▶ _WHAT IS EXPECTED_:
Locate all lines with the word "text". Copy them.

▶ _RECORD LIST_:
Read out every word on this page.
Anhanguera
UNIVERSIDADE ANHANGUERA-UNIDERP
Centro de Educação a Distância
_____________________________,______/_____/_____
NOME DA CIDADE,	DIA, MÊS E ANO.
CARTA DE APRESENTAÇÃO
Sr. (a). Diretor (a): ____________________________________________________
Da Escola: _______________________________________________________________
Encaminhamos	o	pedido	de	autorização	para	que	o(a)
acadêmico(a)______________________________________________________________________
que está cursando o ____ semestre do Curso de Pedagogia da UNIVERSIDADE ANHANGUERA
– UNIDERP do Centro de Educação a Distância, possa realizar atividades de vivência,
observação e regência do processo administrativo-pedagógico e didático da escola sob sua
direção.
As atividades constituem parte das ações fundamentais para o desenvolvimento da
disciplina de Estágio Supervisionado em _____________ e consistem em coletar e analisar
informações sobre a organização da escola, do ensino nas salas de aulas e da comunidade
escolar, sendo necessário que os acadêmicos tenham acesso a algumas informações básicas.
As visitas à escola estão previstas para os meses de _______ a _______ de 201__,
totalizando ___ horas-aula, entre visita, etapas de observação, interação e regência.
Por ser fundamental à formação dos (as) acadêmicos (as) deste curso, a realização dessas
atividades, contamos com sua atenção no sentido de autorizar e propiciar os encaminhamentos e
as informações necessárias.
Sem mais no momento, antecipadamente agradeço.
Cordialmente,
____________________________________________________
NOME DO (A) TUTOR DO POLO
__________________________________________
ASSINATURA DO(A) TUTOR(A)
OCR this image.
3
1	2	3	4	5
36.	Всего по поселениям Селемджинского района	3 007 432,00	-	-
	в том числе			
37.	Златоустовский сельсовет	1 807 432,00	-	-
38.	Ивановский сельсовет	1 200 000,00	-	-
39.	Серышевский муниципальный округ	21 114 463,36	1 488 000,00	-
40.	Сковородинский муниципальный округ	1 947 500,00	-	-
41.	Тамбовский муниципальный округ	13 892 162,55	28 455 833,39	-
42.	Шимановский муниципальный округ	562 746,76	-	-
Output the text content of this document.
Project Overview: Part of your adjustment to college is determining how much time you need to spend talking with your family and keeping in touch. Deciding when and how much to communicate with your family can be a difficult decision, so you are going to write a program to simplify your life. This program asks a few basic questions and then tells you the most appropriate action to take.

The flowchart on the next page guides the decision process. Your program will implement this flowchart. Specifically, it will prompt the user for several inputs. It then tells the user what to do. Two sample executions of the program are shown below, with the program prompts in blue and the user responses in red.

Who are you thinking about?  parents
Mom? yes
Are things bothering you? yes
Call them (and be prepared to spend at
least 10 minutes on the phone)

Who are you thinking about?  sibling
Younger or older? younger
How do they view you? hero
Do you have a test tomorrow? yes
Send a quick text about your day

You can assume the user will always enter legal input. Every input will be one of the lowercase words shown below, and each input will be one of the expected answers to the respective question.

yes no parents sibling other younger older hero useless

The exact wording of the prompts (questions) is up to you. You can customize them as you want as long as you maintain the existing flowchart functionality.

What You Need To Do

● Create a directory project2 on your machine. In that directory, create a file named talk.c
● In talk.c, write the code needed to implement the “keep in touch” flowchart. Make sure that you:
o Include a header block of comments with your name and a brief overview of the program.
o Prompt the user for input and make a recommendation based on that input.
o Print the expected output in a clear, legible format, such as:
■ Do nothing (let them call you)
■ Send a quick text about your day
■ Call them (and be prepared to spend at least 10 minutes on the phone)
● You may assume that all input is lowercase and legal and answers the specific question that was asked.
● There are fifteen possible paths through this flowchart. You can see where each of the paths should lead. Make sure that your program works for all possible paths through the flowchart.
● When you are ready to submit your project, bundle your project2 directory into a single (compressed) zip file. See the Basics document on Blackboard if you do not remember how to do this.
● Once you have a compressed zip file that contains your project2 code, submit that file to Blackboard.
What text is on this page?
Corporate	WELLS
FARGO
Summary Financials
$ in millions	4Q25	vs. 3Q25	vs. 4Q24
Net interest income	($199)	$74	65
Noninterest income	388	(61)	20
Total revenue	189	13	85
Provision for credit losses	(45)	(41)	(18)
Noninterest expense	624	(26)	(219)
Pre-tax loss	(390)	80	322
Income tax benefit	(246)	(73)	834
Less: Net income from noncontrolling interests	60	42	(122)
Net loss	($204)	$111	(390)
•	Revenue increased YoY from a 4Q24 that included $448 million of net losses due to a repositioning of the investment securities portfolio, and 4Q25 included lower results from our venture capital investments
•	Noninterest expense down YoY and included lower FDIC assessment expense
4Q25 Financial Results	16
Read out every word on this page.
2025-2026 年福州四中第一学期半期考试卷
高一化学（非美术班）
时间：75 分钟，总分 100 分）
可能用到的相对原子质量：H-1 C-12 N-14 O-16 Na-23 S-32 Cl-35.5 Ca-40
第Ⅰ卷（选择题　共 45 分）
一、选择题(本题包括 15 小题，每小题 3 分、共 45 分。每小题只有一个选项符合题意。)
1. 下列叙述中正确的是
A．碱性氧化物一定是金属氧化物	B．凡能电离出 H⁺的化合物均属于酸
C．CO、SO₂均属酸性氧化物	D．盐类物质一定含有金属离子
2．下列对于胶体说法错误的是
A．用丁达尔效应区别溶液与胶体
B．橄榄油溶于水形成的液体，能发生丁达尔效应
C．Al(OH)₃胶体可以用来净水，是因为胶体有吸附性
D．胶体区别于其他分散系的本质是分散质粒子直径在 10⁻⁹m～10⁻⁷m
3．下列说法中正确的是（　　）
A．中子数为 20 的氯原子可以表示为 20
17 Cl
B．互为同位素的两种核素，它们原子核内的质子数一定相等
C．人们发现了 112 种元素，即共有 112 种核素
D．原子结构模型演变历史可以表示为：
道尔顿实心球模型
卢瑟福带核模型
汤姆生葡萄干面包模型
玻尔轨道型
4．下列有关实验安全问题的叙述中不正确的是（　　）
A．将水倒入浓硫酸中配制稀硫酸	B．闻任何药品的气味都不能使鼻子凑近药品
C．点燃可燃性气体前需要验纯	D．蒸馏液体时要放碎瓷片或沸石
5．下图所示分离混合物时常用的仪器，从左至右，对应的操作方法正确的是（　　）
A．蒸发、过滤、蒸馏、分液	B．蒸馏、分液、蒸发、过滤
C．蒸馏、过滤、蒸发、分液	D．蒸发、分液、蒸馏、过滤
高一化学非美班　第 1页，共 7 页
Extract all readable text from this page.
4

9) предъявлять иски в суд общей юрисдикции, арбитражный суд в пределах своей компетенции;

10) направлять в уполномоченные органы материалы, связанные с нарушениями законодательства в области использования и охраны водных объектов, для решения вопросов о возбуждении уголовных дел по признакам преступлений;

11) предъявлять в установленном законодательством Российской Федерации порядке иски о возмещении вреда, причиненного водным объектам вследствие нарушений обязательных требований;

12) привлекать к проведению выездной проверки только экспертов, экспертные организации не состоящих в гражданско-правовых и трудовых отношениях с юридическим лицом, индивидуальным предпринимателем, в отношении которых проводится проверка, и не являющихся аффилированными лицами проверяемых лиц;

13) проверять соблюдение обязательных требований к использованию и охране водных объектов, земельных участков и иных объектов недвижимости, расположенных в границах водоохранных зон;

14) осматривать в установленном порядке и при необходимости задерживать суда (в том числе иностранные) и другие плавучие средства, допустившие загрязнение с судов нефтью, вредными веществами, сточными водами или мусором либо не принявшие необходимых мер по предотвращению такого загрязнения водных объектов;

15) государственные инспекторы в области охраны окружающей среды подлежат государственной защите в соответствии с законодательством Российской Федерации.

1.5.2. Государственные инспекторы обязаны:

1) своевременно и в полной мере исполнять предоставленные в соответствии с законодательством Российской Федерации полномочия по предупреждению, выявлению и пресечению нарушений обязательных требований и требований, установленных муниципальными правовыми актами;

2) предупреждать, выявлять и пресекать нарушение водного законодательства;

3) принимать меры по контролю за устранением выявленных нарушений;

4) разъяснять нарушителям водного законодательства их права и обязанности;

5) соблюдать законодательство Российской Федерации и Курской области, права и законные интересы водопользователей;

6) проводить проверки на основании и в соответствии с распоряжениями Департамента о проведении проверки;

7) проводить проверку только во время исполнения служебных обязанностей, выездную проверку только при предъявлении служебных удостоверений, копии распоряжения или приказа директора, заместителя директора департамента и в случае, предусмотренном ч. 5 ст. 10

▶ _RESPONSE TO THE EXERCISE_:
Output the text content of this document.
Send a quick text about your day
■ Send a quick text about your day
What text is on this page?
Extract all readable text from this page.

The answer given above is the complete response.